Data listing:
○ ○ ○ ○ ○

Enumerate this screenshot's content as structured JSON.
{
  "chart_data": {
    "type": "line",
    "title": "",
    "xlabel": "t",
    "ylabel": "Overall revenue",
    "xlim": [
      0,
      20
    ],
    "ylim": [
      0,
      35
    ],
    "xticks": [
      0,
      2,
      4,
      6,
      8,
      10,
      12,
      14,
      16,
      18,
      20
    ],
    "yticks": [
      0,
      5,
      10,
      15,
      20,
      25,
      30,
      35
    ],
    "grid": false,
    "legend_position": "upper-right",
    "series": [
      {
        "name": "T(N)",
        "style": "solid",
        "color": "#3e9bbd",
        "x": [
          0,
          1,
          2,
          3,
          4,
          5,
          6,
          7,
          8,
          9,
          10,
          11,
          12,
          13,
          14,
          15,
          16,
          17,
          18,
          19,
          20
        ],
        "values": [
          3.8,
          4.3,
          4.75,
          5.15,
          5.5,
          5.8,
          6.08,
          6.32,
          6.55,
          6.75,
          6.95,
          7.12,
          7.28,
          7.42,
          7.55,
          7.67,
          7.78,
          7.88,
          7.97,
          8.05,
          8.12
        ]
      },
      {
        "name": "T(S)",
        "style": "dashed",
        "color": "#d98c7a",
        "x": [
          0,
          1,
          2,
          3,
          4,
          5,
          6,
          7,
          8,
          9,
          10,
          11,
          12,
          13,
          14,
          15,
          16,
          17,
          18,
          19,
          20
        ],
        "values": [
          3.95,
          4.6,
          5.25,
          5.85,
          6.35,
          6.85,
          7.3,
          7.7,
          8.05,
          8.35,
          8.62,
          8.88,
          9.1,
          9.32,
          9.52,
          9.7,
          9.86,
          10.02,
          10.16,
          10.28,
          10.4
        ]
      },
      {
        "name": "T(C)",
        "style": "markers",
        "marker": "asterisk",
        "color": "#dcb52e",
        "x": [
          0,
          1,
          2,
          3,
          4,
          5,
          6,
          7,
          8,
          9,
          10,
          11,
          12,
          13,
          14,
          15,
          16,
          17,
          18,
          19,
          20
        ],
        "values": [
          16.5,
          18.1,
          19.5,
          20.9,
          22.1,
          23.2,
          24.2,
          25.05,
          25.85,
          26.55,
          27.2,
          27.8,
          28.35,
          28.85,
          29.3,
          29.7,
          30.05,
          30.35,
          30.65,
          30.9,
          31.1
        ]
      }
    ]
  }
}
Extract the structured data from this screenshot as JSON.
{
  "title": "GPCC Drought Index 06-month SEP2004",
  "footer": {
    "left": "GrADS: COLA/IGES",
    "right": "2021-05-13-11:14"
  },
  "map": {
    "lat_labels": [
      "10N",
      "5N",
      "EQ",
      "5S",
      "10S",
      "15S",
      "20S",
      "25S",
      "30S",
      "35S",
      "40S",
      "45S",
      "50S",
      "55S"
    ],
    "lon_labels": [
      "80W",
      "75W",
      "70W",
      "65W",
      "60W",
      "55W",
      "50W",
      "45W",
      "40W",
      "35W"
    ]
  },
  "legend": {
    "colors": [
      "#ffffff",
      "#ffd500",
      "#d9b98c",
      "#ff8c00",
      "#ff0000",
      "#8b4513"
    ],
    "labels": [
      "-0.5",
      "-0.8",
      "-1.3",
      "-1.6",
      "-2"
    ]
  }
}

○ ○ ○ ○ ○

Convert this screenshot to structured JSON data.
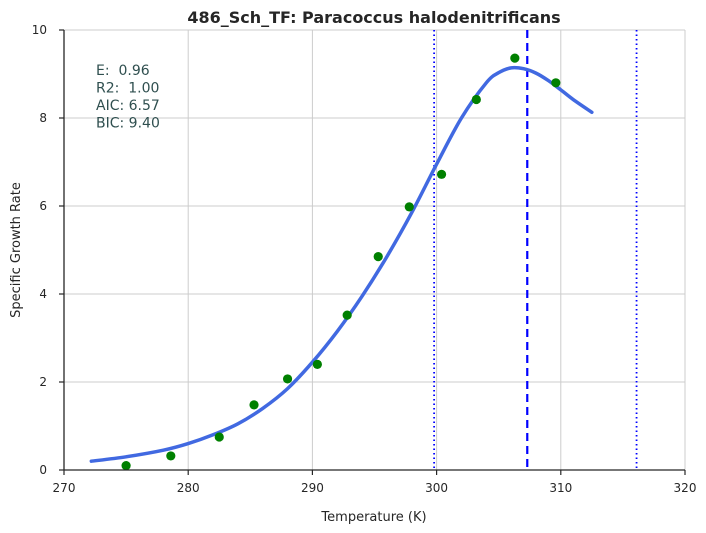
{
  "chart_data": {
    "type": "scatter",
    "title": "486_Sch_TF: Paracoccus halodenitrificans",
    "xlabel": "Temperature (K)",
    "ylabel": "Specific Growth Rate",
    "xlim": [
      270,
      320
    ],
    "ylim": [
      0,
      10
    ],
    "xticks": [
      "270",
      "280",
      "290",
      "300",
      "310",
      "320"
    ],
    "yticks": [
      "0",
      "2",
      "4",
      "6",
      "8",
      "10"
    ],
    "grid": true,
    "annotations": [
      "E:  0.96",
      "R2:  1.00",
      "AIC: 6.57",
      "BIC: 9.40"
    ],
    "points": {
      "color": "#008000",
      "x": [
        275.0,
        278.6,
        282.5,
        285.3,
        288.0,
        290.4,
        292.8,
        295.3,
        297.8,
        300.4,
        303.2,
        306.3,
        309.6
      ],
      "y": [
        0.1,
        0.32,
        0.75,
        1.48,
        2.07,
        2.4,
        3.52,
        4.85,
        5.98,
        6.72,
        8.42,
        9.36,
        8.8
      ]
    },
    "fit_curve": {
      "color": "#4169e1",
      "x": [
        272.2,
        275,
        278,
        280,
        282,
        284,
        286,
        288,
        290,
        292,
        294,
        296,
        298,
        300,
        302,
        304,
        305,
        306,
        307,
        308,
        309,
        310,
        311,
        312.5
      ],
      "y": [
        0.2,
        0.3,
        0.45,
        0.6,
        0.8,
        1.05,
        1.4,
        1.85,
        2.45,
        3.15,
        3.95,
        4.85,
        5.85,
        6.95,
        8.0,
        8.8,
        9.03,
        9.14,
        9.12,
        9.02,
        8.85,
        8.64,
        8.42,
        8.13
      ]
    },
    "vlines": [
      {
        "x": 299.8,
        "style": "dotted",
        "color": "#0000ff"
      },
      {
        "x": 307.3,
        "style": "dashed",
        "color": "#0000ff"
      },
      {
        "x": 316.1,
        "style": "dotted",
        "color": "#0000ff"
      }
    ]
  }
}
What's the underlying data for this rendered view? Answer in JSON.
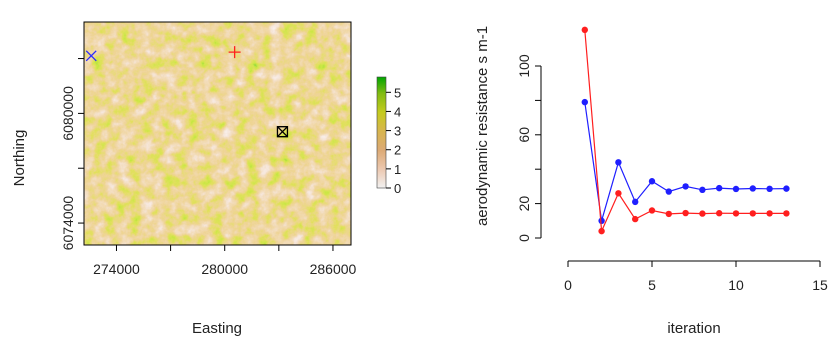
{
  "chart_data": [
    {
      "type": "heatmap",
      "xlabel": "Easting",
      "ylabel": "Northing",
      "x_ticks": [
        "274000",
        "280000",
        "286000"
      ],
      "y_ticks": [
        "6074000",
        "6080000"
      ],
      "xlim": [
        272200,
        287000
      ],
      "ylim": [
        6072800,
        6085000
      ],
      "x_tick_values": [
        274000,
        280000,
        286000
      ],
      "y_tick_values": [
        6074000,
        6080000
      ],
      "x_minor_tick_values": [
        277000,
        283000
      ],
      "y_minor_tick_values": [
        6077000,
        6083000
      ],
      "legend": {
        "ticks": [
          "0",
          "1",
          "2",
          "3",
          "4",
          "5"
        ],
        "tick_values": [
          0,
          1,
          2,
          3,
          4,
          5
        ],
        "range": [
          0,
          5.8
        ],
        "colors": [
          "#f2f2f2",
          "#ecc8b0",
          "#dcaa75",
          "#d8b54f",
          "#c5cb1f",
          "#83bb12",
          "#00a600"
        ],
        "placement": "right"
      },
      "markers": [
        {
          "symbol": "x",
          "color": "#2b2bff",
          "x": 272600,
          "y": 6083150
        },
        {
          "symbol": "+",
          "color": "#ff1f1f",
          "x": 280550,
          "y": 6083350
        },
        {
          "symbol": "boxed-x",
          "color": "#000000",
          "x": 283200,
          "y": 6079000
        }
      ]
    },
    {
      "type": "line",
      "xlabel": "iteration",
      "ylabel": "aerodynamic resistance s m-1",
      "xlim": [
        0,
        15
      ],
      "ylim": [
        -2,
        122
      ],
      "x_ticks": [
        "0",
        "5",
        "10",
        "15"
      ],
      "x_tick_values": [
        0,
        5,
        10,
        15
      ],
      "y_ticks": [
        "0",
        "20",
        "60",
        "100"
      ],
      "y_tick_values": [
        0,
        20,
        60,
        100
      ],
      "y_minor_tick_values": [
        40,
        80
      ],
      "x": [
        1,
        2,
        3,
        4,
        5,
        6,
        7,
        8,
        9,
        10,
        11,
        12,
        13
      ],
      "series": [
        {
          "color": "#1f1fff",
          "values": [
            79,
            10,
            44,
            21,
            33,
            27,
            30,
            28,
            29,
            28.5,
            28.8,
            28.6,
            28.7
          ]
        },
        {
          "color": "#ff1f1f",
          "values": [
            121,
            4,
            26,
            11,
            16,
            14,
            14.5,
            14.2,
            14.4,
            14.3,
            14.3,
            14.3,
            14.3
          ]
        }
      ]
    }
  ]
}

○ ○ ○ ○ ○

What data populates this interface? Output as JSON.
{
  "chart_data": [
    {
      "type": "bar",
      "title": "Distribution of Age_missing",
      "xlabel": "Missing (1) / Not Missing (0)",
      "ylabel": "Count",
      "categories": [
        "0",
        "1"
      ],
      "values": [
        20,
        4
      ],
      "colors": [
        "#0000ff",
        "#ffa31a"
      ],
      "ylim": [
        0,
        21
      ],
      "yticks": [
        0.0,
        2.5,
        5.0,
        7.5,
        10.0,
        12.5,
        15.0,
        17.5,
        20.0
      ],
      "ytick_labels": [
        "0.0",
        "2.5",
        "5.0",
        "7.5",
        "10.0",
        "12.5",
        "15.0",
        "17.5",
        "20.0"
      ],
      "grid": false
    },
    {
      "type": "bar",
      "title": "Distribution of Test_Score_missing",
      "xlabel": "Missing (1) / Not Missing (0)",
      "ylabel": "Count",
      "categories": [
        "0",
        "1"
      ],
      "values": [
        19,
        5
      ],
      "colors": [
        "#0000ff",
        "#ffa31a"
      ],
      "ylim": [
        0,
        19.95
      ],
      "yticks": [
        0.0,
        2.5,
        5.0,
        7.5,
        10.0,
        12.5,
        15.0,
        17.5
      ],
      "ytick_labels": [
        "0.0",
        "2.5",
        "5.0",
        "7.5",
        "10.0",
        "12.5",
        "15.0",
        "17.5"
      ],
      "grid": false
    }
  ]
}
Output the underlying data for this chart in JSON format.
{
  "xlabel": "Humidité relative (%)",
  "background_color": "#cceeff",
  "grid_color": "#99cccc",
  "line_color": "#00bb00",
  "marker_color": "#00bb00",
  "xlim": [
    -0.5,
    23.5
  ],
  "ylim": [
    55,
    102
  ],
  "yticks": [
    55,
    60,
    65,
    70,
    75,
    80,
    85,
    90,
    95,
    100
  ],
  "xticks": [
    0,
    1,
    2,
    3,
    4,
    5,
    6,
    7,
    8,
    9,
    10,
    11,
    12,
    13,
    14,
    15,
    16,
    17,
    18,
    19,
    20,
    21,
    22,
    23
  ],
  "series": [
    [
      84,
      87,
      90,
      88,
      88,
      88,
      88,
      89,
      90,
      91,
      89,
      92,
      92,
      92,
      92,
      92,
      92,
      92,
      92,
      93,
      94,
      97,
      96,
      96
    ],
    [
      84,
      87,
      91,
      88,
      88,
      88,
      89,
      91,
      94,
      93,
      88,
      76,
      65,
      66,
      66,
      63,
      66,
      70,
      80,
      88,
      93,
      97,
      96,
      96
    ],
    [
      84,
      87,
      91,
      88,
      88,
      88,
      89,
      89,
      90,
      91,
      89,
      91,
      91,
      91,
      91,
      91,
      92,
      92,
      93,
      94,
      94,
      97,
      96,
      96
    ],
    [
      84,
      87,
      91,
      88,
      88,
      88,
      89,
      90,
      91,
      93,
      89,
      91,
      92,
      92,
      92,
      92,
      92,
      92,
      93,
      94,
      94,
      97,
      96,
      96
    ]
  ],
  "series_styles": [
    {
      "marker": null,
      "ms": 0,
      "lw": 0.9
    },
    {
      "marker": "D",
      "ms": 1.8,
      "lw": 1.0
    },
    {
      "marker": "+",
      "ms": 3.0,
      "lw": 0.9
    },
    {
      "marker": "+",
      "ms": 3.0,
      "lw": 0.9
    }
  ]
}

○ ○ ○ ○ ○

What is being asked: Find the word "Output" in the data and copy out each line where it turns up.

Task solution:
What data populates this interface? Output as JSON.
Output the underlying data for this chart in JSON format.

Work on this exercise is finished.